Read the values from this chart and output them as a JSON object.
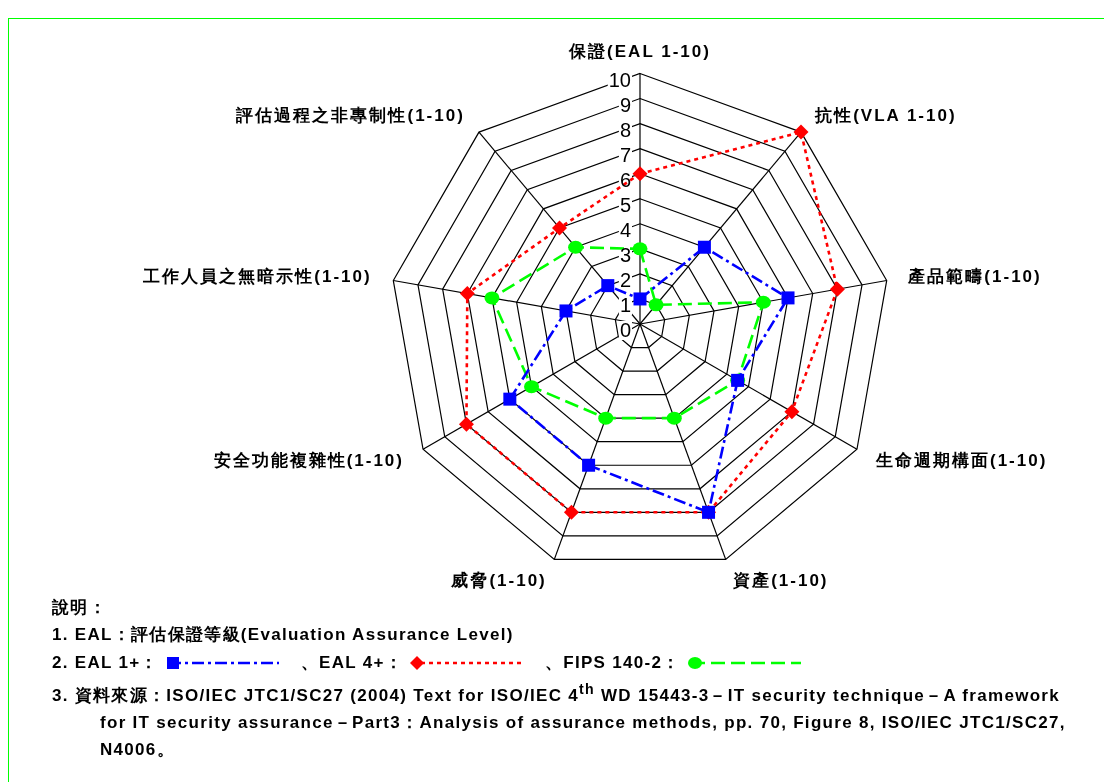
{
  "chart_data": {
    "type": "radar",
    "categories": [
      "保證(EAL 1-10)",
      "抗性(VLA 1-10)",
      "產品範疇(1-10)",
      "生命週期構面(1-10)",
      "資產(1-10)",
      "威脅(1-10)",
      "安全功能複雜性(1-10)",
      "工作人員之無暗示性(1-10)",
      "評估過程之非專制性(1-10)"
    ],
    "series": [
      {
        "name": "EAL 1+：",
        "color": "#0000ff",
        "marker": "square",
        "line_style": "dashdot",
        "values": [
          1,
          4,
          6,
          4.5,
          8,
          6,
          6,
          3,
          2
        ]
      },
      {
        "name": "、EAL 4+：",
        "color": "#ff0000",
        "marker": "diamond",
        "line_style": "dotted",
        "values": [
          6,
          10,
          8,
          7,
          8,
          8,
          8,
          7,
          5
        ]
      },
      {
        "name": "、FIPS 140-2：",
        "color": "#00ff00",
        "marker": "circle",
        "line_style": "dashed",
        "values": [
          3,
          1,
          5,
          4.5,
          4,
          4,
          5,
          6,
          4
        ]
      }
    ],
    "ylim": [
      0,
      10
    ],
    "yticks": [
      0,
      1,
      2,
      3,
      4,
      5,
      6,
      7,
      8,
      9,
      10
    ],
    "grid": true,
    "legend": "bottom",
    "legend_title": "2.",
    "annotations": [
      "說明：",
      "1. EAL：評估保證等級(Evaluation Assurance Level)",
      "3. 資料來源：ISO/IEC JTC1/SC27 (2004) Text for ISO/IEC 4$^{th}$ WD 15443-3－IT security technique－A  framework for IT security assurance－Part3：Analysis of assurance methods, pp. 70, Figure 8, ISO/IEC JTC1/SC27, N4006。"
    ]
  }
}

____________

### REQUIRED TASK
Reproduce the material above in full and without alteration, but skip all pictures.

### ANSWER TO THE TASK
Read the values from this chart and output them as a JSON object.
{
  "chart_data": {
    "type": "radar",
    "categories": [
      "保證(EAL 1-10)",
      "抗性(VLA 1-10)",
      "產品範疇(1-10)",
      "生命週期構面(1-10)",
      "資產(1-10)",
      "威脅(1-10)",
      "安全功能複雜性(1-10)",
      "工作人員之無暗示性(1-10)",
      "評估過程之非專制性(1-10)"
    ],
    "series": [
      {
        "name": "EAL 1+：",
        "color": "#0000ff",
        "marker": "square",
        "line_style": "dashdot",
        "values": [
          1,
          4,
          6,
          4.5,
          8,
          6,
          6,
          3,
          2
        ]
      },
      {
        "name": "、EAL 4+：",
        "color": "#ff0000",
        "marker": "diamond",
        "line_style": "dotted",
        "values": [
          6,
          10,
          8,
          7,
          8,
          8,
          8,
          7,
          5
        ]
      },
      {
        "name": "、FIPS 140-2：",
        "color": "#00ff00",
        "marker": "circle",
        "line_style": "dashed",
        "values": [
          3,
          1,
          5,
          4.5,
          4,
          4,
          5,
          6,
          4
        ]
      }
    ],
    "ylim": [
      0,
      10
    ],
    "yticks": [
      0,
      1,
      2,
      3,
      4,
      5,
      6,
      7,
      8,
      9,
      10
    ],
    "grid": true,
    "legend": "bottom",
    "legend_title": "2.",
    "annotations": [
      "說明：",
      "1. EAL：評估保證等級(Evaluation Assurance Level)",
      "3. 資料來源：ISO/IEC JTC1/SC27 (2004) Text for ISO/IEC 4$^{th}$ WD 15443-3－IT security technique－A  framework for IT security assurance－Part3：Analysis of assurance methods, pp. 70, Figure 8, ISO/IEC JTC1/SC27, N4006。"
    ]
  }
}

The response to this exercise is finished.